Description of the task:
Search the listing for the string "index" and copy every line that contains it.

Material for this task:
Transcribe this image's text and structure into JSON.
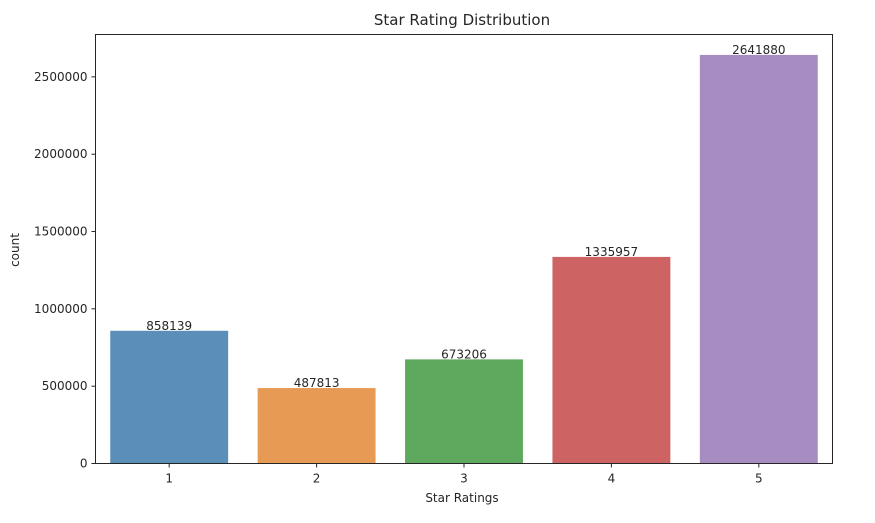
{
  "chart_data": {
    "type": "bar",
    "title": "Star Rating Distribution",
    "xlabel": "Star Ratings",
    "ylabel": "count",
    "categories": [
      "1",
      "2",
      "3",
      "4",
      "5"
    ],
    "values": [
      858139,
      487813,
      673206,
      1335957,
      2641880
    ],
    "data_labels": [
      "858139",
      "487813",
      "673206",
      "1335957",
      "2641880"
    ],
    "colors": [
      "#5b8fb9",
      "#e69a54",
      "#5fa95f",
      "#cd6363",
      "#a68cc0"
    ],
    "yticks": [
      0,
      500000,
      1000000,
      1500000,
      2000000,
      2500000
    ],
    "ytick_labels": [
      "0",
      "500000",
      "1000000",
      "1500000",
      "2000000",
      "2500000"
    ],
    "ylim": [
      0,
      2773974
    ],
    "grid": false,
    "legend": "none"
  }
}
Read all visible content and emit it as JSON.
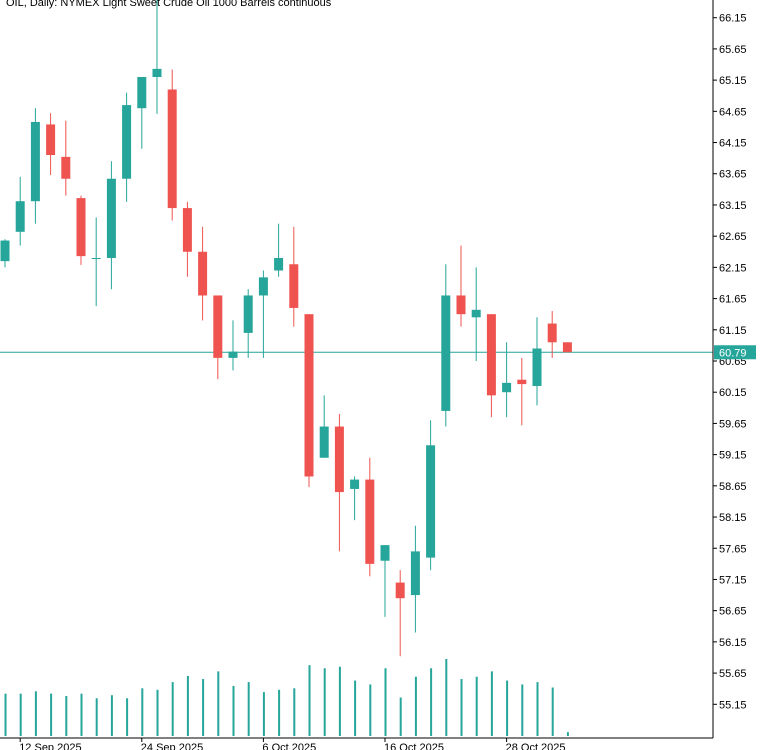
{
  "title": "OIL, Daily:  NYMEX Light Sweet Crude Oil 1000 Barrels continuous",
  "current_price": "60.79",
  "colors": {
    "bull": "#26a69a",
    "bear": "#ef5350",
    "axis": "#000000",
    "price_line": "#26a69a",
    "volume": "#26a69a",
    "background": "#ffffff"
  },
  "chart_data": {
    "type": "candlestick",
    "title": "OIL, Daily:  NYMEX Light Sweet Crude Oil 1000 Barrels continuous",
    "ylim": [
      54.9,
      66.4
    ],
    "y_ticks": [
      "66.15",
      "65.65",
      "65.15",
      "64.65",
      "64.15",
      "63.65",
      "63.15",
      "62.65",
      "62.15",
      "61.65",
      "61.15",
      "60.65",
      "60.15",
      "59.65",
      "59.15",
      "58.65",
      "58.15",
      "57.65",
      "57.15",
      "56.65",
      "56.15",
      "55.65",
      "55.15"
    ],
    "x_ticks": [
      {
        "label": "12 Sep 2025",
        "index": 1
      },
      {
        "label": "24 Sep 2025",
        "index": 9
      },
      {
        "label": "6 Oct 2025",
        "index": 17
      },
      {
        "label": "16 Oct 2025",
        "index": 25
      },
      {
        "label": "28 Oct 2025",
        "index": 33
      }
    ],
    "current_price": 60.79,
    "candles": [
      {
        "o": 62.25,
        "h": 62.6,
        "l": 62.15,
        "c": 62.58
      },
      {
        "o": 62.72,
        "h": 63.6,
        "l": 62.5,
        "c": 63.21
      },
      {
        "o": 63.21,
        "h": 64.7,
        "l": 62.85,
        "c": 64.48
      },
      {
        "o": 64.44,
        "h": 64.62,
        "l": 63.63,
        "c": 63.95
      },
      {
        "o": 63.92,
        "h": 64.5,
        "l": 63.3,
        "c": 63.57
      },
      {
        "o": 63.26,
        "h": 63.3,
        "l": 62.19,
        "c": 62.33
      },
      {
        "o": 62.3,
        "h": 62.95,
        "l": 61.53,
        "c": 62.3
      },
      {
        "o": 62.3,
        "h": 63.85,
        "l": 61.8,
        "c": 63.57
      },
      {
        "o": 63.57,
        "h": 64.95,
        "l": 63.2,
        "c": 64.75
      },
      {
        "o": 64.7,
        "h": 65.2,
        "l": 64.05,
        "c": 65.2
      },
      {
        "o": 65.2,
        "h": 66.7,
        "l": 64.61,
        "c": 65.33
      },
      {
        "o": 65.0,
        "h": 65.32,
        "l": 62.9,
        "c": 63.1
      },
      {
        "o": 63.1,
        "h": 63.2,
        "l": 62.0,
        "c": 62.4
      },
      {
        "o": 62.4,
        "h": 62.8,
        "l": 61.3,
        "c": 61.7
      },
      {
        "o": 61.7,
        "h": 61.7,
        "l": 60.36,
        "c": 60.7
      },
      {
        "o": 60.7,
        "h": 61.3,
        "l": 60.5,
        "c": 60.8
      },
      {
        "o": 61.1,
        "h": 61.8,
        "l": 60.7,
        "c": 61.7
      },
      {
        "o": 61.7,
        "h": 62.1,
        "l": 60.7,
        "c": 61.99
      },
      {
        "o": 62.1,
        "h": 62.85,
        "l": 62.0,
        "c": 62.3
      },
      {
        "o": 62.2,
        "h": 62.8,
        "l": 61.2,
        "c": 61.5
      },
      {
        "o": 61.4,
        "h": 61.4,
        "l": 58.63,
        "c": 58.8
      },
      {
        "o": 59.1,
        "h": 60.1,
        "l": 59.1,
        "c": 59.6
      },
      {
        "o": 59.6,
        "h": 59.8,
        "l": 57.6,
        "c": 58.55
      },
      {
        "o": 58.6,
        "h": 58.8,
        "l": 58.1,
        "c": 58.75
      },
      {
        "o": 58.75,
        "h": 59.1,
        "l": 57.2,
        "c": 57.4
      },
      {
        "o": 57.45,
        "h": 57.7,
        "l": 56.55,
        "c": 57.7
      },
      {
        "o": 57.1,
        "h": 57.3,
        "l": 55.92,
        "c": 56.85
      },
      {
        "o": 56.9,
        "h": 58.01,
        "l": 56.3,
        "c": 57.6
      },
      {
        "o": 57.5,
        "h": 59.7,
        "l": 57.3,
        "c": 59.3
      },
      {
        "o": 59.85,
        "h": 62.2,
        "l": 59.6,
        "c": 61.7
      },
      {
        "o": 61.7,
        "h": 62.5,
        "l": 61.2,
        "c": 61.4
      },
      {
        "o": 61.35,
        "h": 62.15,
        "l": 60.65,
        "c": 61.47
      },
      {
        "o": 61.4,
        "h": 61.4,
        "l": 59.75,
        "c": 60.1
      },
      {
        "o": 60.15,
        "h": 60.95,
        "l": 59.75,
        "c": 60.3
      },
      {
        "o": 60.35,
        "h": 60.7,
        "l": 59.62,
        "c": 60.28
      },
      {
        "o": 60.25,
        "h": 61.35,
        "l": 59.94,
        "c": 60.85
      },
      {
        "o": 61.25,
        "h": 61.45,
        "l": 60.7,
        "c": 60.95
      },
      {
        "o": 60.95,
        "h": 60.95,
        "l": 60.8,
        "c": 60.79
      }
    ],
    "volumes": [
      0.55,
      0.55,
      0.58,
      0.55,
      0.52,
      0.55,
      0.49,
      0.53,
      0.49,
      0.62,
      0.6,
      0.7,
      0.78,
      0.74,
      0.84,
      0.65,
      0.7,
      0.57,
      0.6,
      0.62,
      0.92,
      0.88,
      0.9,
      0.72,
      0.67,
      0.88,
      0.5,
      0.77,
      0.88,
      1.0,
      0.74,
      0.77,
      0.84,
      0.72,
      0.67,
      0.7,
      0.63,
      0.05
    ]
  }
}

Result of this task:
        "index": 1
        "index": 9
        "index": 17
        "index": 25
        "index": 33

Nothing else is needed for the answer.